● GOAL
Count the lines that include the string "this", and give only that number.

-- BEGIN --

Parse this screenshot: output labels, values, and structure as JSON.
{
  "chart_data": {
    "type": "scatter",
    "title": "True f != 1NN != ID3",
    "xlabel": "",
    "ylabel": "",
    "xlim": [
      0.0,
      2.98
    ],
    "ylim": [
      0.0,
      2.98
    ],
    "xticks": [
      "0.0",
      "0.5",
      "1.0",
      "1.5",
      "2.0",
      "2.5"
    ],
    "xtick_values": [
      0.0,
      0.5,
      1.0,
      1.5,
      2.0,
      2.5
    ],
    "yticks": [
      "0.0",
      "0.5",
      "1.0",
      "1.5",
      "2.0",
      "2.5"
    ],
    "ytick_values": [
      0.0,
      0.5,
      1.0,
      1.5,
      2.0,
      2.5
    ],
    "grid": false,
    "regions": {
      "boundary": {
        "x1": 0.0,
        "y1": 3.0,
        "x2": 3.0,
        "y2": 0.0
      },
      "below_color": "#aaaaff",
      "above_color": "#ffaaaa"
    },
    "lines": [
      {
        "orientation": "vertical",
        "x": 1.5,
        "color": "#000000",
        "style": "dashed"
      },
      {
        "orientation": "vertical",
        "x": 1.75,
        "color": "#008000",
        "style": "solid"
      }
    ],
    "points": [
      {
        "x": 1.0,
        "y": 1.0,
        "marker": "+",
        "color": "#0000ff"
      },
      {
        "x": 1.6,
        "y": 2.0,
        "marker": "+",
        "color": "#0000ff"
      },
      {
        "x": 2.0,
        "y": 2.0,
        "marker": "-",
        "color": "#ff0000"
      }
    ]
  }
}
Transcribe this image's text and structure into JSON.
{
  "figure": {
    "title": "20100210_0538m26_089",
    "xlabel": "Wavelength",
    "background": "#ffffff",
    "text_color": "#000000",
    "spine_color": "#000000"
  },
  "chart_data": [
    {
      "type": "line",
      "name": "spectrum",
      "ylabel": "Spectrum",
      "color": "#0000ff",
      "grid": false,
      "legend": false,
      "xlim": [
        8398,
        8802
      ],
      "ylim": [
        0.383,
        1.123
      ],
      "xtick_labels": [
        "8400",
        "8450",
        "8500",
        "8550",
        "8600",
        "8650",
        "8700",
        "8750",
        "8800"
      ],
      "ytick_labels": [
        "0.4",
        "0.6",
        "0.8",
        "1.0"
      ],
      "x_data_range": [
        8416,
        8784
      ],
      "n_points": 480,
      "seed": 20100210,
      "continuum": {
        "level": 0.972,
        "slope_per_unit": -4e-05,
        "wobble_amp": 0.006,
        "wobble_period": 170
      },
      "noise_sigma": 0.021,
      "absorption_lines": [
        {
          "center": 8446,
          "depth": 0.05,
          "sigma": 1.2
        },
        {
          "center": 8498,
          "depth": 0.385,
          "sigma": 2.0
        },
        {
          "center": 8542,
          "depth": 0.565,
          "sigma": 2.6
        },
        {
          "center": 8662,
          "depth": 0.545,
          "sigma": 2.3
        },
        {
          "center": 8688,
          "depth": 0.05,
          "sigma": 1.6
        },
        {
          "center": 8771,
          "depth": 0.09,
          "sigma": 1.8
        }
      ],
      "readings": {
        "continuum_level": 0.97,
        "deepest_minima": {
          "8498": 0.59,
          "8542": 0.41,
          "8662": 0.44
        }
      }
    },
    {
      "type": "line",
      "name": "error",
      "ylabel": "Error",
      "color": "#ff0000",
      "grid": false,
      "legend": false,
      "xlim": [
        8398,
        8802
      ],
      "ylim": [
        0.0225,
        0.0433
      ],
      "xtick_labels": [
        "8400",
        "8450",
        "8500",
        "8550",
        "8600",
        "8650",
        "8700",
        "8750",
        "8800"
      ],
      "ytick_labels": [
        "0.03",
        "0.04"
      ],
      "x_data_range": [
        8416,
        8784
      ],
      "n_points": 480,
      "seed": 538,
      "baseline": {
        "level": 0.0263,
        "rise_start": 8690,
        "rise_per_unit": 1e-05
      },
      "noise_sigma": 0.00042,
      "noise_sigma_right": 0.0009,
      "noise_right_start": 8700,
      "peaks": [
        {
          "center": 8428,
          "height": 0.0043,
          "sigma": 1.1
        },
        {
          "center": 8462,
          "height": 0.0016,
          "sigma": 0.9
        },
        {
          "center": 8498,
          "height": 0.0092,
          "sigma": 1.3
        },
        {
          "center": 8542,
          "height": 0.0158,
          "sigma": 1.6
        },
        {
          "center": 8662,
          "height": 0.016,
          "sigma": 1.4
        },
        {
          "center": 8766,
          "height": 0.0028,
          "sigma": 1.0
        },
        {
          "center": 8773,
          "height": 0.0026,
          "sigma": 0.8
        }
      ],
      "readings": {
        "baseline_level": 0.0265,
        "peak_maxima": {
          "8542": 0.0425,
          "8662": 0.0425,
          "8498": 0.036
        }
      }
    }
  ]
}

-- END --

● TASK SOLUTION
2